Restate the records below word for word.

◇ ◇ ◇ ◇ ◇ ◇ ◇

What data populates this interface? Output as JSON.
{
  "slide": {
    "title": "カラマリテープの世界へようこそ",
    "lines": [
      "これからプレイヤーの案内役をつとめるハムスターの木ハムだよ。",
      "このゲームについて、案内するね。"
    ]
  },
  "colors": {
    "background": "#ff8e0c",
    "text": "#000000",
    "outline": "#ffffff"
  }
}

◇ ◇ ◇ ◇ ◇ ◇ ◇

Exercise response:
What data populates this interface? Output as JSON.
{
  "slide": {
    "title": "カラマリテープの世界へようこそ",
    "lines": [
      "これからプレイヤーの案内役をつとめるハムスターの木ハムだよ。",
      "このゲームについて、案内するね。"
    ]
  },
  "colors": {
    "background": "#ff8e0c",
    "text": "#000000",
    "outline": "#ffffff"
  }
}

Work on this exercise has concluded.